- Verilen Metin:
• • • • •

EtkinliklerKültür-SanatMüzik

Anadolu Rock çalan Daft Punk: UYDU-CCP

Yetkin Yılmaz, ya da sahne adıyla “Uydu-CCP”, Fransa’da yaşayan İzmirli bir fizikçi ve DJ. Kendisiyle bilim üzerine bir röportaj yapmayı ne zamandır umuyorduk; ancak Rhino Art Events’in organizasyonuyla Paris’te gerçekleşecek olan “70’ler Anadolu Rock” etkinliği vesilesiyle bu seferlik müzik konusuna yoğunlaşmayı tercih ettik. Paris’te Barış Manço nostaljisinden yapay zekaya kadar uzanan bu söyleşiyi umarız beğenirsiniz…

Siz aynı zamanda uzman bir fizikçisiniz. Böyle bir bileşim nadir görülen bir durum… Akademik ve müzik hayatınız arasındaki ilişkiyi biraz daha açabilir misiniz?

Nadir görüldüğüne çok katılmıyorum, bilimci / sanatçı bileşimine dair size çok fazla örnek verebilirim, her alanda…

Aslında DJ’likten yıllar önce VJ’liğe başlamıştım. Yani müzik ortamlarındaki arkaplan görselleri ve onların canlı bir şekilde müziğe uyumlu olarak kontrolü. Buna ilgi duymamın sebebi ise, akademik çalışmalarımda kullandığım programlama tekniklerini sanat için kullanabileceğimi keşfetmemdi. Kod yazarak oluşturduğum görselleri müzik ile birleştirerek ilgi çekici görüntüler yaratıyordum. VJ’liği genelde elektronik ve reggae müzik etkinliklerinde yapıyordum. Aynı zamanda bundan ayrı olarak, etkileşimli görsel ve işitsel enstelasyonlar tasarlıyordum, bunlar da çeşitli sanat ortamlarında yer aldı.

• • • • •

- Görev Tanımı:
Uydu-CCP röportajına göre şu soruları yanıtlayın:
(a) Paris'teki “70’ler Anadolu Rock” etkinliğinin organizasyonu kime ait?
(b) Yetkin Yılmaz, DJ'likten yıllar önce neye başlamıştı?
(c) VJ'liği genelde hangi müzik etkinliklerinde yapıyordu?

- Sağlanan Veriler:
• • • • •

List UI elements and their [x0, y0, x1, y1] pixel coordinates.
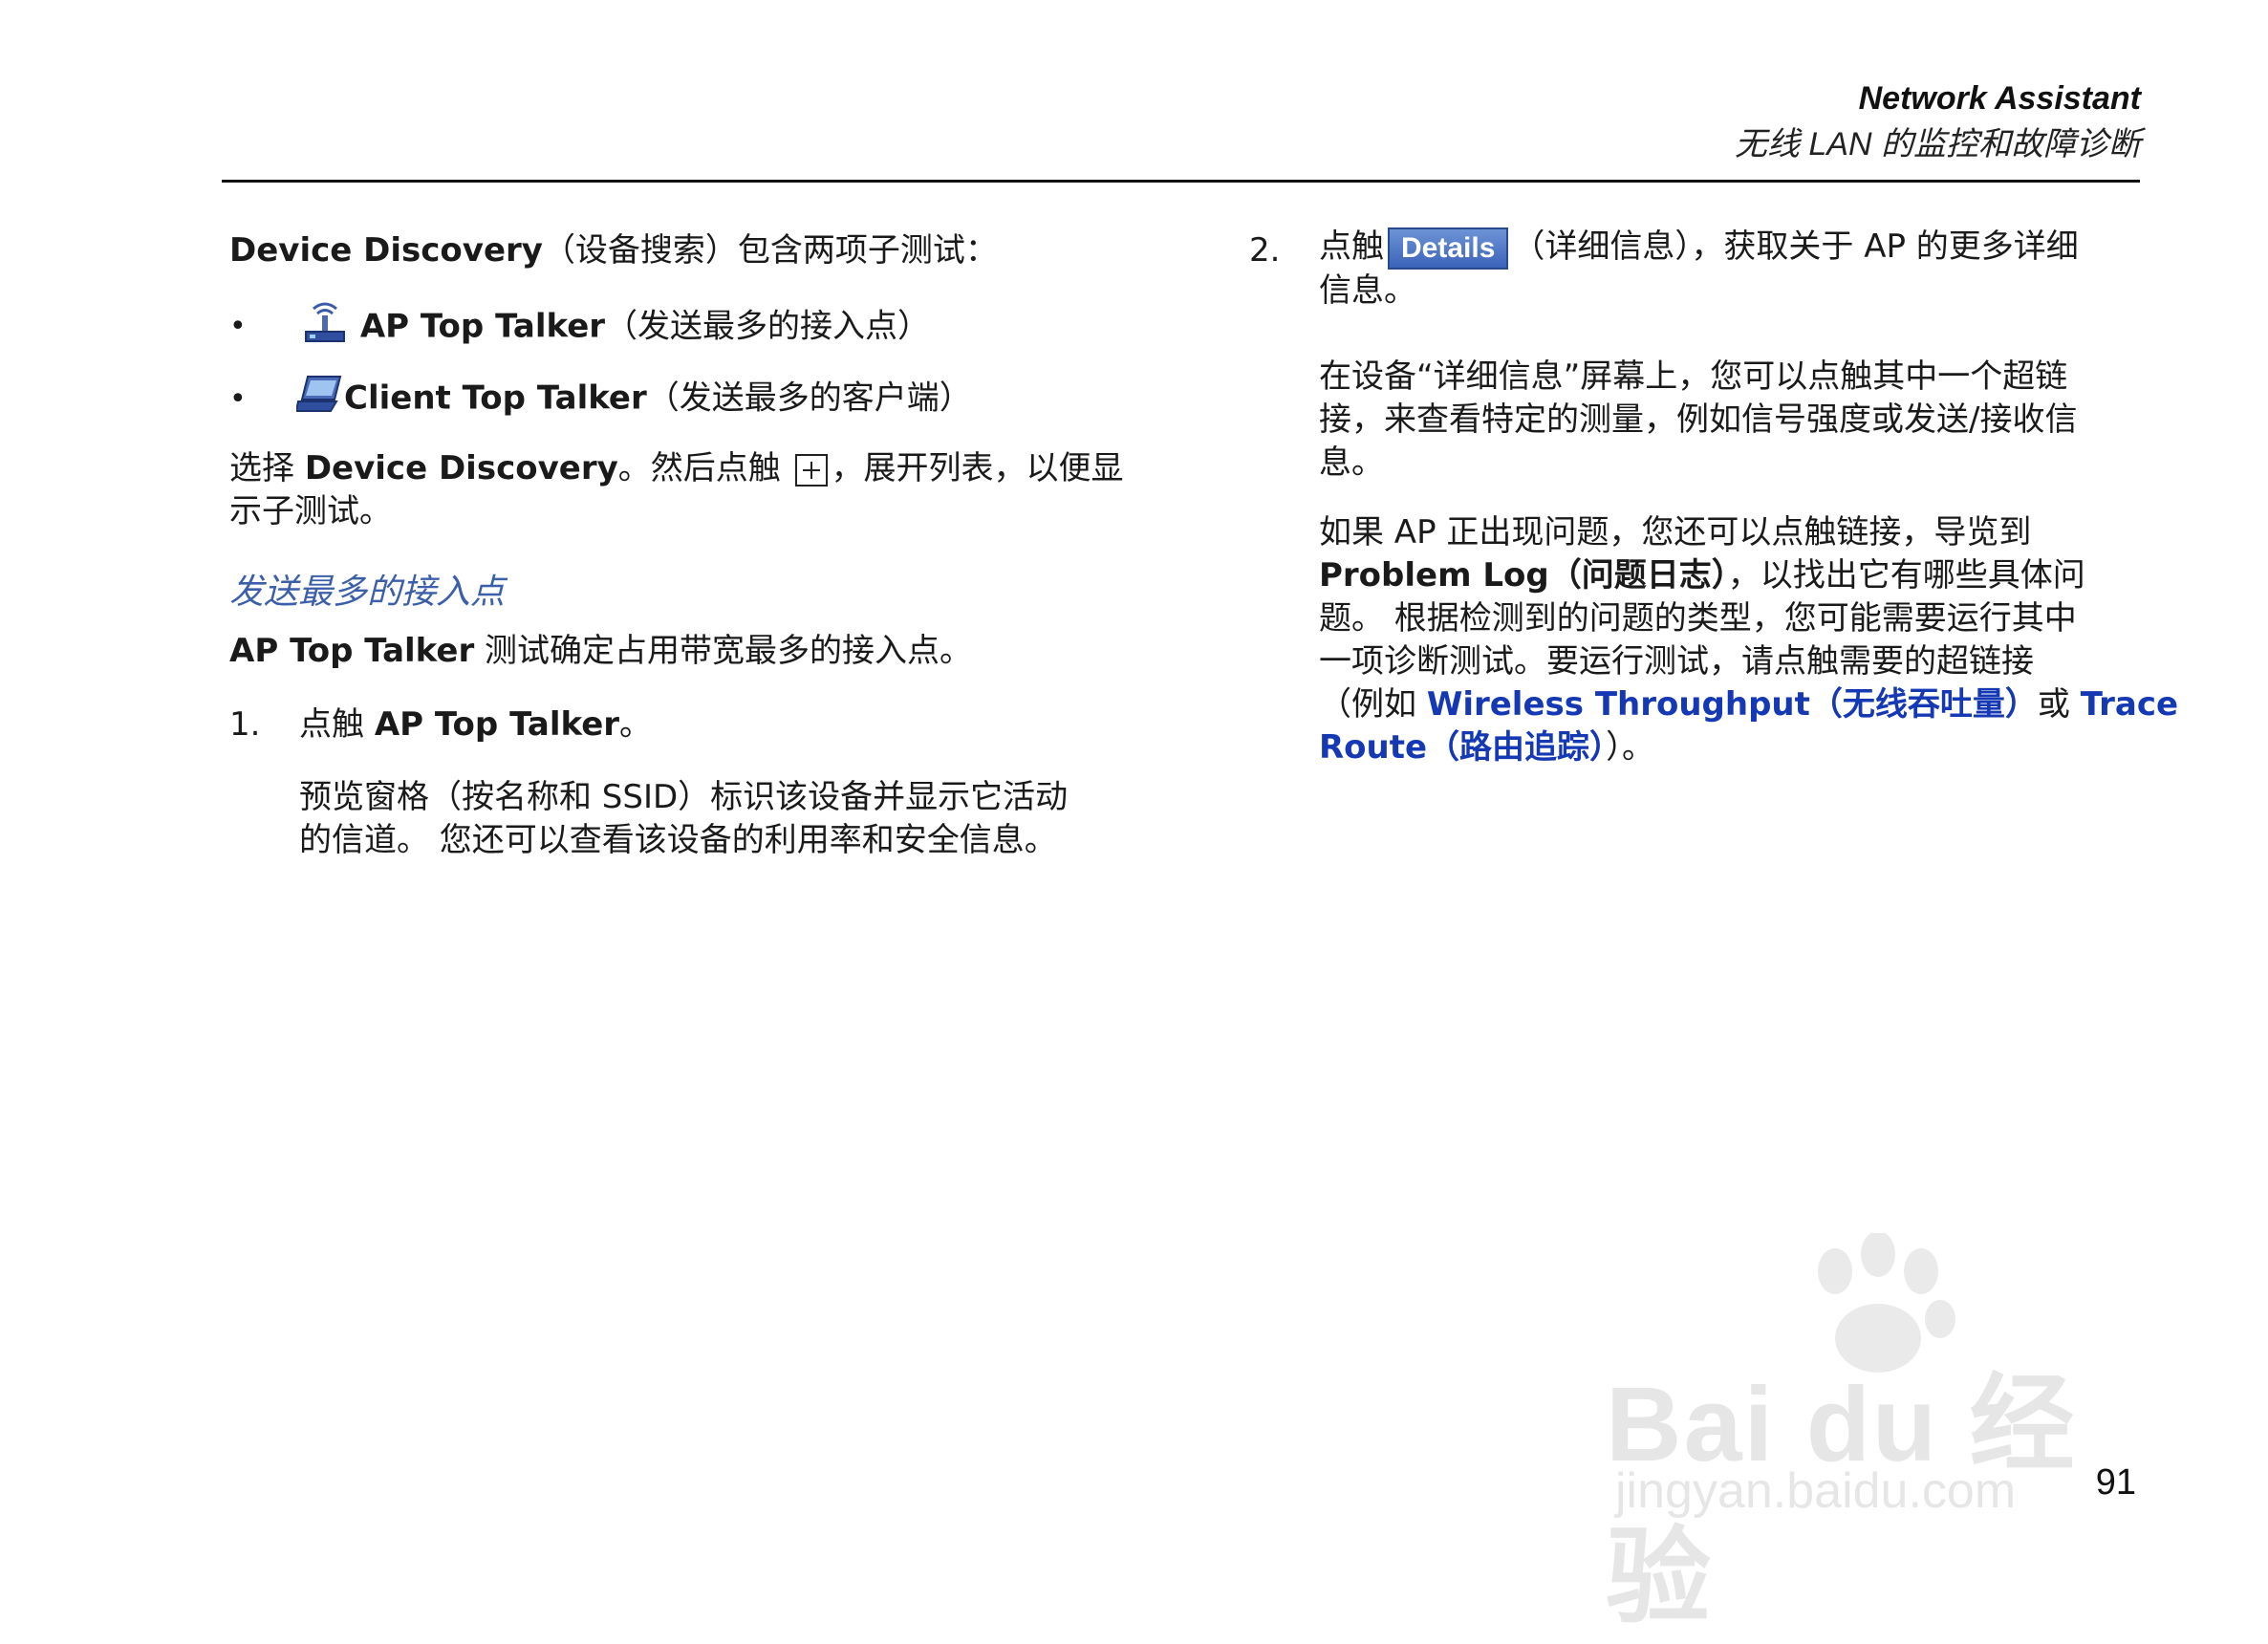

• • • • •

- Alıştırma Çıktısı:
(a) Rhino Art Events
(b) VJ'liğe
(c) Elektronik ve reggae müzik etkinliklerinde